» Your task:
Can you copy out every line of the material below exactly, leaving the pictures out?

(Records from a dataset)

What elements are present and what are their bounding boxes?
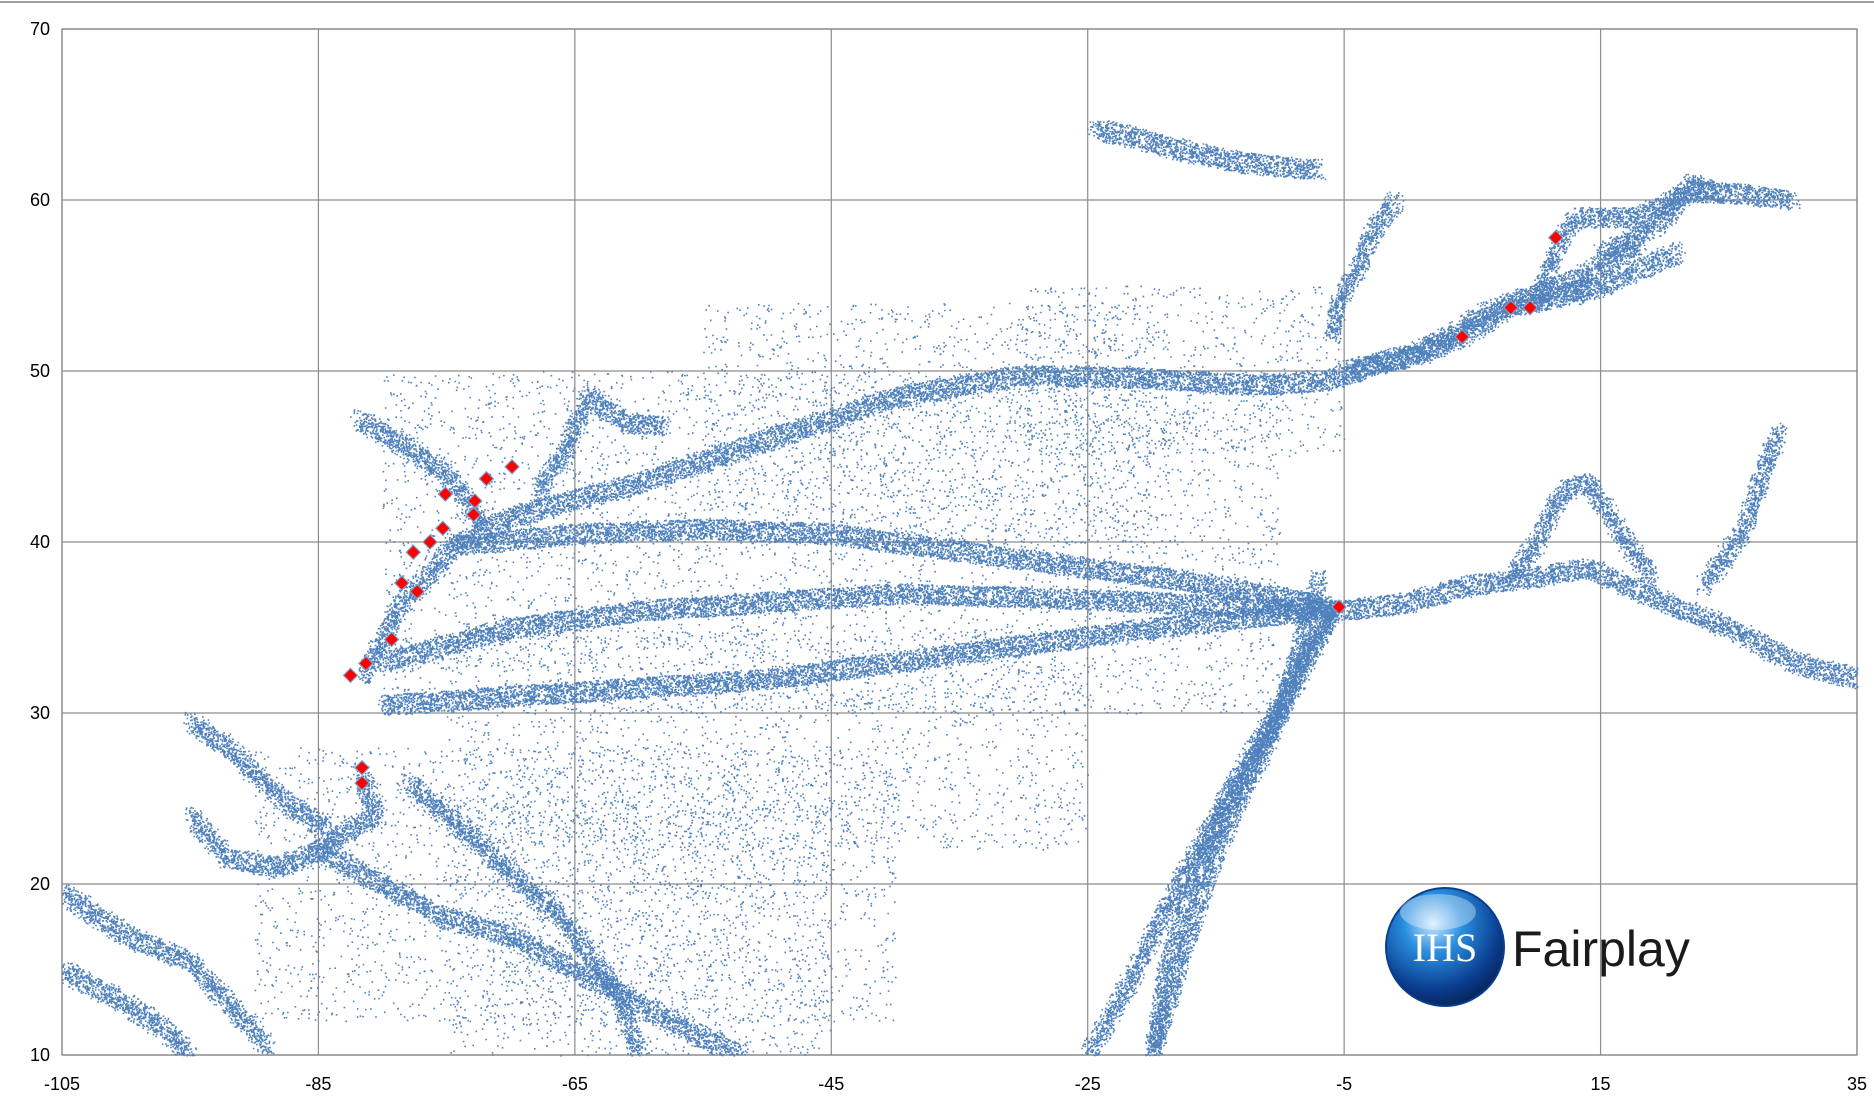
y-tick-label: 70 bbox=[30, 19, 50, 39]
port-marker bbox=[358, 655, 374, 672]
port-marker bbox=[467, 493, 483, 509]
port-marker bbox=[478, 470, 495, 487]
plot-area bbox=[61, 28, 1858, 1056]
y-tick-label: 30 bbox=[30, 703, 50, 723]
ship-position-dots bbox=[62, 120, 1859, 1057]
port-marker bbox=[465, 506, 482, 523]
series-ports bbox=[342, 229, 1564, 791]
port-marker bbox=[409, 583, 426, 600]
x-tick-label: -45 bbox=[818, 1074, 844, 1094]
series-ship-positions bbox=[62, 120, 1859, 1057]
x-tick-label: -5 bbox=[1336, 1074, 1352, 1094]
port-marker bbox=[1331, 599, 1347, 615]
x-tick-label: -105 bbox=[44, 1074, 80, 1094]
y-tick-label: 10 bbox=[30, 1045, 50, 1065]
port-marker bbox=[393, 575, 410, 591]
port-marker bbox=[434, 520, 451, 537]
x-tick-label: -85 bbox=[305, 1074, 331, 1094]
y-axis-tick-labels: 10 20 30 40 50 60 70 bbox=[30, 19, 50, 1065]
x-tick-label: 15 bbox=[1591, 1074, 1611, 1094]
logo-brand-text: Fairplay bbox=[1512, 921, 1690, 977]
y-tick-label: 40 bbox=[30, 532, 50, 552]
port-marker bbox=[422, 534, 438, 550]
x-tick-label: -65 bbox=[562, 1074, 588, 1094]
y-tick-label: 50 bbox=[30, 361, 50, 381]
port-marker bbox=[1502, 299, 1519, 316]
port-marker bbox=[354, 759, 370, 776]
y-tick-label: 60 bbox=[30, 190, 50, 210]
port-marker bbox=[354, 775, 370, 791]
port-marker bbox=[1547, 229, 1564, 246]
port-marker bbox=[383, 631, 400, 648]
port-marker bbox=[1522, 299, 1538, 316]
logo-highlight bbox=[1400, 894, 1476, 930]
ihs-fairplay-logo: IHS Fairplay bbox=[1385, 887, 1690, 1007]
plot-frame bbox=[61, 28, 1858, 1056]
port-marker bbox=[437, 486, 454, 502]
logo-mark-text: IHS bbox=[1413, 925, 1477, 970]
y-tick-label: 20 bbox=[30, 874, 50, 894]
port-marker bbox=[504, 458, 520, 475]
x-tick-label: 35 bbox=[1847, 1074, 1867, 1094]
x-axis-tick-labels: -105 -85 -65 -45 -25 -5 15 35 bbox=[44, 1074, 1867, 1094]
ihs-logo-icon bbox=[1385, 887, 1505, 1007]
port-marker bbox=[342, 667, 359, 684]
x-tick-label: -25 bbox=[1075, 1074, 1101, 1094]
port-marker bbox=[405, 544, 422, 561]
port-marker bbox=[1454, 328, 1470, 345]
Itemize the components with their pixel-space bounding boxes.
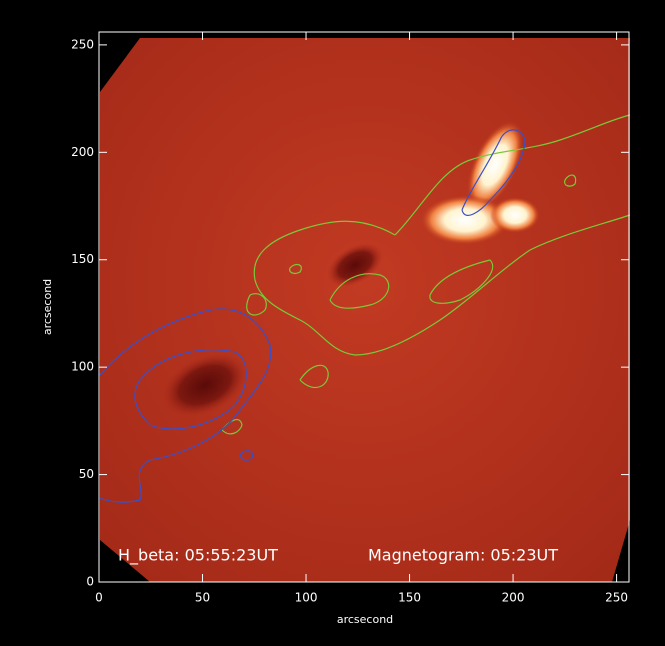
y-tick-label: 0	[86, 575, 94, 589]
x-tick-label: 0	[95, 591, 103, 605]
plot-frame	[98, 31, 630, 583]
annotation: Magnetogram: 05:23UT	[368, 546, 558, 565]
x-axis-label: arcsecond	[337, 613, 393, 626]
x-tick-label: 50	[195, 591, 210, 605]
x-tick-label: 100	[295, 591, 318, 605]
contours-blue	[99, 129, 526, 503]
x-tick-label: 150	[398, 591, 421, 605]
y-tick-label: 200	[71, 145, 94, 159]
solar-image	[100, 38, 630, 582]
x-tick-label: 250	[605, 591, 628, 605]
y-tick-label: 150	[71, 252, 94, 266]
y-tick-label: 100	[71, 360, 94, 374]
annotation: H_beta: 05:55:23UT	[118, 546, 278, 566]
x-tick-label: 200	[502, 591, 525, 605]
contours-green	[221, 114, 631, 435]
y-tick-label: 50	[79, 467, 94, 481]
y-axis-label: arcsecond	[41, 279, 54, 335]
y-tick-label: 250	[71, 37, 94, 51]
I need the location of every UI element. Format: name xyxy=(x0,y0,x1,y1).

» Answer:
What elements are present and what are their bounding boxes?
y-tick-label: 70 bbox=[30, 19, 50, 39]
port-marker bbox=[358, 655, 374, 672]
port-marker bbox=[467, 493, 483, 509]
port-marker bbox=[478, 470, 495, 487]
plot-area bbox=[61, 28, 1858, 1056]
y-tick-label: 30 bbox=[30, 703, 50, 723]
ship-position-dots bbox=[62, 120, 1859, 1057]
port-marker bbox=[465, 506, 482, 523]
series-ports bbox=[342, 229, 1564, 791]
port-marker bbox=[409, 583, 426, 600]
x-tick-label: -45 bbox=[818, 1074, 844, 1094]
series-ship-positions bbox=[62, 120, 1859, 1057]
x-tick-label: -5 bbox=[1336, 1074, 1352, 1094]
port-marker bbox=[1331, 599, 1347, 615]
x-tick-label: -105 bbox=[44, 1074, 80, 1094]
y-tick-label: 10 bbox=[30, 1045, 50, 1065]
port-marker bbox=[393, 575, 410, 591]
port-marker bbox=[434, 520, 451, 537]
x-tick-label: -85 bbox=[305, 1074, 331, 1094]
y-axis-tick-labels: 10 20 30 40 50 60 70 bbox=[30, 19, 50, 1065]
x-tick-label: 15 bbox=[1591, 1074, 1611, 1094]
logo-brand-text: Fairplay bbox=[1512, 921, 1690, 977]
y-tick-label: 40 bbox=[30, 532, 50, 552]
port-marker bbox=[422, 534, 438, 550]
x-tick-label: -65 bbox=[562, 1074, 588, 1094]
y-tick-label: 50 bbox=[30, 361, 50, 381]
port-marker bbox=[1502, 299, 1519, 316]
port-marker bbox=[354, 759, 370, 776]
y-tick-label: 60 bbox=[30, 190, 50, 210]
port-marker bbox=[354, 775, 370, 791]
port-marker bbox=[1547, 229, 1564, 246]
port-marker bbox=[383, 631, 400, 648]
port-marker bbox=[1522, 299, 1538, 316]
logo-highlight bbox=[1400, 894, 1476, 930]
ihs-fairplay-logo: IHS Fairplay bbox=[1385, 887, 1690, 1007]
plot-frame bbox=[61, 28, 1858, 1056]
port-marker bbox=[437, 486, 454, 502]
logo-mark-text: IHS bbox=[1413, 925, 1477, 970]
y-tick-label: 20 bbox=[30, 874, 50, 894]
port-marker bbox=[504, 458, 520, 475]
x-tick-label: 35 bbox=[1847, 1074, 1867, 1094]
x-axis-tick-labels: -105 -85 -65 -45 -25 -5 15 35 bbox=[44, 1074, 1867, 1094]
ihs-logo-icon bbox=[1385, 887, 1505, 1007]
port-marker bbox=[342, 667, 359, 684]
x-tick-label: -25 bbox=[1075, 1074, 1101, 1094]
port-marker bbox=[405, 544, 422, 561]
port-marker bbox=[1454, 328, 1470, 345]
Itemize the components with their pixel-space bounding boxes.
y-tick-label: 0	[86, 575, 94, 589]
x-tick-label: 0	[95, 591, 103, 605]
plot-frame	[98, 31, 630, 583]
annotation: Magnetogram: 05:23UT	[368, 546, 558, 565]
x-axis-label: arcsecond	[337, 613, 393, 626]
x-tick-label: 50	[195, 591, 210, 605]
x-tick-label: 100	[295, 591, 318, 605]
contours-blue	[99, 129, 526, 503]
x-tick-label: 150	[398, 591, 421, 605]
y-tick-label: 200	[71, 145, 94, 159]
solar-image	[100, 38, 630, 582]
x-tick-label: 250	[605, 591, 628, 605]
y-tick-label: 150	[71, 252, 94, 266]
y-tick-label: 100	[71, 360, 94, 374]
annotation: H_beta: 05:55:23UT	[118, 546, 278, 566]
x-tick-label: 200	[502, 591, 525, 605]
contours-green	[221, 114, 631, 435]
y-tick-label: 50	[79, 467, 94, 481]
y-axis-label: arcsecond	[41, 279, 54, 335]
y-tick-label: 250	[71, 37, 94, 51]
I need the location of every UI element. Format: name xyxy=(x0,y0,x1,y1).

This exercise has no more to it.